Reading passage:
Fig. 2 –

Induction of Armet expression by chemical ER stress inducers in cells and by ischemia in rat brain. A. Armet is upregulated by different ER stress inducers in different cell lines. U2OS, HEK293 and SHSY-5Y were treated with tunicamycin (Tun, 2.5 μg/ml), thapsigargin (Tha, 500 nM), or proteasome inhibitor lactacystin (Lac, 10 μM) for 7 h. B and C. Armet is upregulated by ER stress in a time-dependent manner. D. Armet but not Armet-L1 is upregulated by tunicamycin. U2OS cells were treated with Tunicamycin for 0, 1, 2, 5 and 7 h. Total RNA was extracted and RT-PCR was performed. E. Anti-Armet antibody is specific for Armet in immunostaining. U2OS cells were transfected with pCIneo-Armet-FLAG. Twenty-four hours after transfection cells were fixed and stained with rabbit polyclonal anti-Armet and mouse monoclonal anti-FLAG antibodies in conjunction with Alexa Fluor-488 (green) and Alexa fluor-594 (red). F and G. Induction of Armet by experimental cerebral ischemia. Armet was revealed by immunohistochemical staining by ABC method of ischemic cerebral cortex (G) or contralateral side (F, negative control). Nuclei were counterstained by hematoxylin.

[Document layout analysis data]

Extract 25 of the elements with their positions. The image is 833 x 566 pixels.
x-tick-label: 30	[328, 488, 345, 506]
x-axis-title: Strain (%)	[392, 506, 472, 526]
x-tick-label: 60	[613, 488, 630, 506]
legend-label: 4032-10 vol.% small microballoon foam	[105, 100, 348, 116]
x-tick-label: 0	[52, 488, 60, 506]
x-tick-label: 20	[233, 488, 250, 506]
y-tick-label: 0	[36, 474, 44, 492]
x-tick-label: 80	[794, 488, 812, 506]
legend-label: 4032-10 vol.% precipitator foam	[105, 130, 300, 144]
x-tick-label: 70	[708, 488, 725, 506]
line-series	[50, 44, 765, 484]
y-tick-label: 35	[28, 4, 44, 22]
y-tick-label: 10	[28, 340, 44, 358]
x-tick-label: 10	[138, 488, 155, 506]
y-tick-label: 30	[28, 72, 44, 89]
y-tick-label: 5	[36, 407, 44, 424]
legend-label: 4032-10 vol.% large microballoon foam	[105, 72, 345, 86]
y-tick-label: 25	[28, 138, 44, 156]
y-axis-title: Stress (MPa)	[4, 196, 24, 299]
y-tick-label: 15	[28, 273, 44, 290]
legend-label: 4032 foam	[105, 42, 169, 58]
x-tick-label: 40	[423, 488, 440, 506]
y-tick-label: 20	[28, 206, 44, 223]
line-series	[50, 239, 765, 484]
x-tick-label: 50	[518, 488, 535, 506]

Exercise prompt:
List every compound that the figure caption on Armet expression says was used to treat the cell lines, with its abbreviation and the concentration given.

Exercise answer:
- Tunicamycin (Tun), 2.5 μg/ml
- Thapsigargin (Tha), 500 nM
- Lactacystin (Lac), 10 μM